TASK REQUIREMENTS: Rewrite each line of the records below as an item in a numbered list, omitting blank lines.

[START]

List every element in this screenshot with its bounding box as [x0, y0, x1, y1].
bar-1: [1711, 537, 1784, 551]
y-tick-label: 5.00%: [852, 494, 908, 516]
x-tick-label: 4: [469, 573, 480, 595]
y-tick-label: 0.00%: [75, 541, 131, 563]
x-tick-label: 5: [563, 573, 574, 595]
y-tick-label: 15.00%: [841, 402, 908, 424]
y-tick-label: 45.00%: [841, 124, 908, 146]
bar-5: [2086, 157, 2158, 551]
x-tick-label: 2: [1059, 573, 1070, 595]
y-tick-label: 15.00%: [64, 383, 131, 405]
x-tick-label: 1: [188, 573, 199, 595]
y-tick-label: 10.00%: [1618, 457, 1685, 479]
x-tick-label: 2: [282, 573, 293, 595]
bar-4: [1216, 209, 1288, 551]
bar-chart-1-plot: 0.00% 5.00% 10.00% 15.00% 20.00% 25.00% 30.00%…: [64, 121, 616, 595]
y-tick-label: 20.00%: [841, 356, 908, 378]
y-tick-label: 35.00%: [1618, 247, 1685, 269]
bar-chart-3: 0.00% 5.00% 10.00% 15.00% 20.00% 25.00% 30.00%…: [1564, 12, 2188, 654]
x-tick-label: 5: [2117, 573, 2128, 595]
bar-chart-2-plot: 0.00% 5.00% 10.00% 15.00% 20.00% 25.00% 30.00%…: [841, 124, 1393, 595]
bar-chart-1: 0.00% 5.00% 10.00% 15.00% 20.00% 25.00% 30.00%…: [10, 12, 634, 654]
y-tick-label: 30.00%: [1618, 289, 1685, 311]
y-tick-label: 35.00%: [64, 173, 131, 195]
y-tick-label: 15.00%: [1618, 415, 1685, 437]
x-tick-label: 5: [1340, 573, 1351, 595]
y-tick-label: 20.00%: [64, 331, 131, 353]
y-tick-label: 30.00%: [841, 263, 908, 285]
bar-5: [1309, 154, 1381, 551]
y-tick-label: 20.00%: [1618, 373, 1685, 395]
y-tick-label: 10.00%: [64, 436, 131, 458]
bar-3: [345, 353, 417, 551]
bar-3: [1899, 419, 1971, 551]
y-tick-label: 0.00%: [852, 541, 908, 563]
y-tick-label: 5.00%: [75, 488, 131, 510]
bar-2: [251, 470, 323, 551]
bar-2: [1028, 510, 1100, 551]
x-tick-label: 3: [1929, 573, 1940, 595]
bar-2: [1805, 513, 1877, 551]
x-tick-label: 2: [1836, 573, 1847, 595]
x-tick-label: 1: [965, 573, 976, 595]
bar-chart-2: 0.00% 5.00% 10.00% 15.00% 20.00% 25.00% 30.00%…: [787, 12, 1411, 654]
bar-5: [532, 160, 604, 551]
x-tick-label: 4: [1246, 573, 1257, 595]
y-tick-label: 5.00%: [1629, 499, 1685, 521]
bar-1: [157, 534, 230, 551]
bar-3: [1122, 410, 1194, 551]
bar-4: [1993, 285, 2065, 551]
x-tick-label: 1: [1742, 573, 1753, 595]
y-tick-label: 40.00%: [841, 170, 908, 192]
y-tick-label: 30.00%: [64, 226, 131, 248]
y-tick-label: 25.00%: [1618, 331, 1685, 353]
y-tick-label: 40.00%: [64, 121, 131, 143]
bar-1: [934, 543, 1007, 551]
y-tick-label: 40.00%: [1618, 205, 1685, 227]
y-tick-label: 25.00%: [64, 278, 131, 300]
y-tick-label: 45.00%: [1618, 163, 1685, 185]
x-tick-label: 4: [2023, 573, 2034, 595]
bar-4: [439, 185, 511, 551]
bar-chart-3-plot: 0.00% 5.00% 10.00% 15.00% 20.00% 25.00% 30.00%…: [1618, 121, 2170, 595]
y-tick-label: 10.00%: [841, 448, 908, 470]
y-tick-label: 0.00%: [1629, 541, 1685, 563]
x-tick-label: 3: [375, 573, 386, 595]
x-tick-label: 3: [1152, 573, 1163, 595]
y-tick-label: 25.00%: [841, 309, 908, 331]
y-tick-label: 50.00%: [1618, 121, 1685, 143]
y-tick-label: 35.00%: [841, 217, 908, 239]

[END]

REPLY:
1. List every element in this screenshot with its bounding box as [x0, y0, x1, y1].
2. bar-1: [1711, 537, 1784, 551]
3. y-tick-label: 5.00%: [852, 494, 908, 516]
4. x-tick-label: 4: [469, 573, 480, 595]
5. y-tick-label: 0.00%: [75, 541, 131, 563]
6. x-tick-label: 5: [563, 573, 574, 595]
7. y-tick-label: 15.00%: [841, 402, 908, 424]
8. y-tick-label: 45.00%: [841, 124, 908, 146]
9. bar-5: [2086, 157, 2158, 551]
10. x-tick-label: 2: [1059, 573, 1070, 595]
11. y-tick-label: 15.00%: [64, 383, 131, 405]
12. x-tick-label: 1: [188, 573, 199, 595]
13. y-tick-label: 10.00%: [1618, 457, 1685, 479]
14. x-tick-label: 2: [282, 573, 293, 595]
15. bar-4: [1216, 209, 1288, 551]
16. bar-chart-1-plot: 0.00% 5.00% 10.00% 15.00% 20.00% 25.00% 30.00%…: [64, 121, 616, 595]
17. y-tick-label: 20.00%: [841, 356, 908, 378]
18. y-tick-label: 35.00%: [1618, 247, 1685, 269]
19. bar-chart-3: 0.00% 5.00% 10.00% 15.00% 20.00% 25.00% 30.00%…: [1564, 12, 2188, 654]
20. x-tick-label: 5: [2117, 573, 2128, 595]
21. bar-chart-2-plot: 0.00% 5.00% 10.00% 15.00% 20.00% 25.00% 30.00%…: [841, 124, 1393, 595]
22. bar-chart-1: 0.00% 5.00% 10.00% 15.00% 20.00% 25.00% 30.00%…: [10, 12, 634, 654]
23. y-tick-label: 30.00%: [1618, 289, 1685, 311]
24. y-tick-label: 35.00%: [64, 173, 131, 195]
25. y-tick-label: 15.00%: [1618, 415, 1685, 437]
26. x-tick-label: 5: [1340, 573, 1351, 595]
27. y-tick-label: 20.00%: [64, 331, 131, 353]
28. y-tick-label: 30.00%: [841, 263, 908, 285]
29. bar-5: [1309, 154, 1381, 551]
30. y-tick-label: 20.00%: [1618, 373, 1685, 395]
31. y-tick-label: 10.00%: [64, 436, 131, 458]
32. bar-3: [345, 353, 417, 551]
33. bar-3: [1899, 419, 1971, 551]
34. y-tick-label: 0.00%: [852, 541, 908, 563]
35. y-tick-label: 5.00%: [75, 488, 131, 510]
36. bar-2: [251, 470, 323, 551]
37. bar-2: [1028, 510, 1100, 551]
38. x-tick-label: 3: [1929, 573, 1940, 595]
39. bar-2: [1805, 513, 1877, 551]
40. x-tick-label: 2: [1836, 573, 1847, 595]
41. x-tick-label: 1: [965, 573, 976, 595]
42. bar-chart-2: 0.00% 5.00% 10.00% 15.00% 20.00% 25.00% 30.00%…: [787, 12, 1411, 654]
43. bar-5: [532, 160, 604, 551]
44. x-tick-label: 4: [1246, 573, 1257, 595]
45. y-tick-label: 5.00%: [1629, 499, 1685, 521]
46. bar-1: [157, 534, 230, 551]
47. bar-3: [1122, 410, 1194, 551]
48. bar-4: [1993, 285, 2065, 551]
49. x-tick-label: 1: [1742, 573, 1753, 595]
50. y-tick-label: 40.00%: [841, 170, 908, 192]
51. y-tick-label: 30.00%: [64, 226, 131, 248]
52. y-tick-label: 25.00%: [1618, 331, 1685, 353]
53. y-tick-label: 40.00%: [64, 121, 131, 143]
54. bar-1: [934, 543, 1007, 551]
55. y-tick-label: 40.00%: [1618, 205, 1685, 227]
56. y-tick-label: 25.00%: [64, 278, 131, 300]
57. y-tick-label: 45.00%: [1618, 163, 1685, 185]
58. x-tick-label: 4: [2023, 573, 2034, 595]
59. bar-4: [439, 185, 511, 551]
60. bar-chart-3-plot: 0.00% 5.00% 10.00% 15.00% 20.00% 25.00% 30.00%…: [1618, 121, 2170, 595]
61. y-tick-label: 10.00%: [841, 448, 908, 470]
62. y-tick-label: 0.00%: [1629, 541, 1685, 563]
63. x-tick-label: 3: [375, 573, 386, 595]
64. x-tick-label: 3: [1152, 573, 1163, 595]
65. y-tick-label: 25.00%: [841, 309, 908, 331]
66. y-tick-label: 50.00%: [1618, 121, 1685, 143]
67. y-tick-label: 35.00%: [841, 217, 908, 239]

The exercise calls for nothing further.